Every record must appear in your copy exactly as written, with no pictures.

*Listing*:
[Begin]

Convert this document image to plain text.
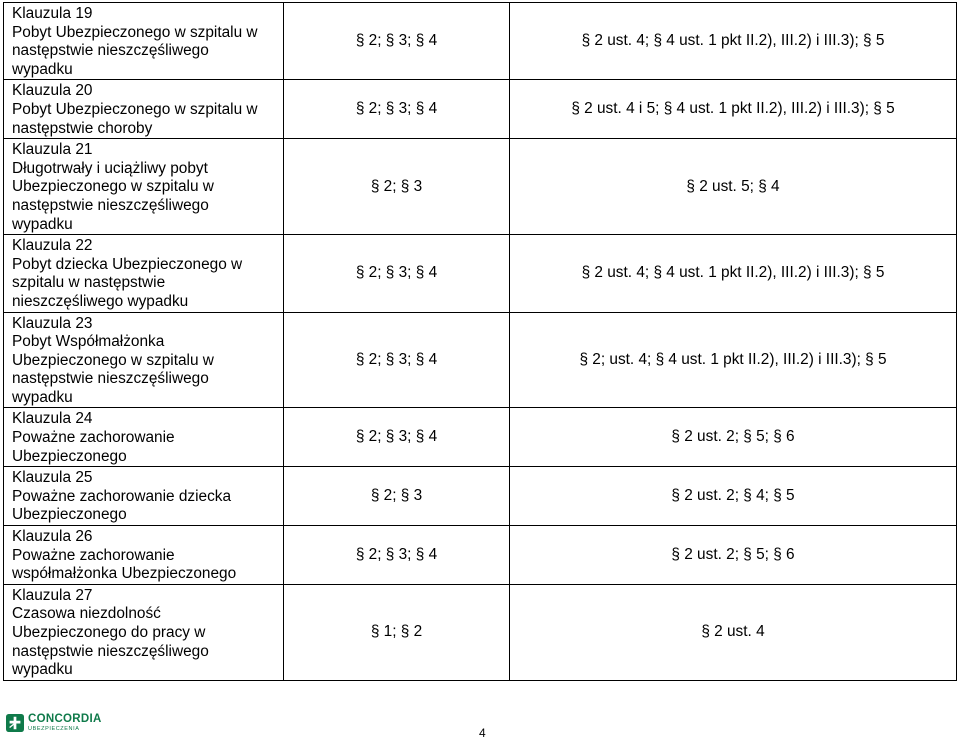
Klauzula 19
Pobyt Ubezpieczonego w szpitalu w
następstwie nieszczęśliwego
wypadku	§ 2; § 3; § 4	§ 2 ust. 4; § 4 ust. 1 pkt II.2), III.2) i III.3); § 5

Klauzula 20
Pobyt Ubezpieczonego w szpitalu w
następstwie choroby	§ 2; § 3; § 4	§ 2 ust. 4 i 5; § 4 ust. 1 pkt II.2), III.2) i III.3); § 5

Klauzula 21
Długotrwały i uciążliwy pobyt
Ubezpieczonego w szpitalu w
następstwie nieszczęśliwego
wypadku	§ 2; § 3	§ 2 ust. 5; § 4

Klauzula 22
Pobyt dziecka Ubezpieczonego w
szpitalu w następstwie
nieszczęśliwego wypadku	§ 2; § 3; § 4	§ 2 ust. 4; § 4 ust. 1 pkt II.2), III.2) i III.3); § 5

Klauzula 23
Pobyt Współmałżonka
Ubezpieczonego w szpitalu w
następstwie nieszczęśliwego
wypadku	§ 2; § 3; § 4	§ 2; ust. 4; § 4 ust. 1 pkt II.2), III.2) i III.3); § 5

Klauzula 24
Poważne zachorowanie
Ubezpieczonego	§ 2; § 3; § 4	§ 2 ust. 2; § 5; § 6

Klauzula 25
Poważne zachorowanie dziecka
Ubezpieczonego	§ 2; § 3	§ 2 ust. 2; § 4; § 5

Klauzula 26
Poważne zachorowanie
współmałżonka Ubezpieczonego	§ 2; § 3; § 4	§ 2 ust. 2; § 5; § 6

Klauzula 27
Czasowa niezdolność
Ubezpieczonego do pracy w
następstwie nieszczęśliwego
wypadku	§ 1; § 2	§ 2 ust. 4
CONCORDIA
UBEZPIECZENIA	4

[End]

*Task response*:
Convert this document image to plain text.
Klauzula 19
Pobyt Ubezpieczonego w szpitalu w
następstwie nieszczęśliwego
wypadku	§ 2; § 3; § 4	§ 2 ust. 4; § 4 ust. 1 pkt II.2), III.2) i III.3); § 5

Klauzula 20
Pobyt Ubezpieczonego w szpitalu w
następstwie choroby	§ 2; § 3; § 4	§ 2 ust. 4 i 5; § 4 ust. 1 pkt II.2), III.2) i III.3); § 5

Klauzula 21
Długotrwały i uciążliwy pobyt
Ubezpieczonego w szpitalu w
następstwie nieszczęśliwego
wypadku	§ 2; § 3	§ 2 ust. 5; § 4

Klauzula 22
Pobyt dziecka Ubezpieczonego w
szpitalu w następstwie
nieszczęśliwego wypadku	§ 2; § 3; § 4	§ 2 ust. 4; § 4 ust. 1 pkt II.2), III.2) i III.3); § 5

Klauzula 23
Pobyt Współmałżonka
Ubezpieczonego w szpitalu w
następstwie nieszczęśliwego
wypadku	§ 2; § 3; § 4	§ 2; ust. 4; § 4 ust. 1 pkt II.2), III.2) i III.3); § 5

Klauzula 24
Poważne zachorowanie
Ubezpieczonego	§ 2; § 3; § 4	§ 2 ust. 2; § 5; § 6

Klauzula 25
Poważne zachorowanie dziecka
Ubezpieczonego	§ 2; § 3	§ 2 ust. 2; § 4; § 5

Klauzula 26
Poważne zachorowanie
współmałżonka Ubezpieczonego	§ 2; § 3; § 4	§ 2 ust. 2; § 5; § 6

Klauzula 27
Czasowa niezdolność
Ubezpieczonego do pracy w
następstwie nieszczęśliwego
wypadku	§ 1; § 2	§ 2 ust. 4
CONCORDIA
UBEZPIECZENIA	4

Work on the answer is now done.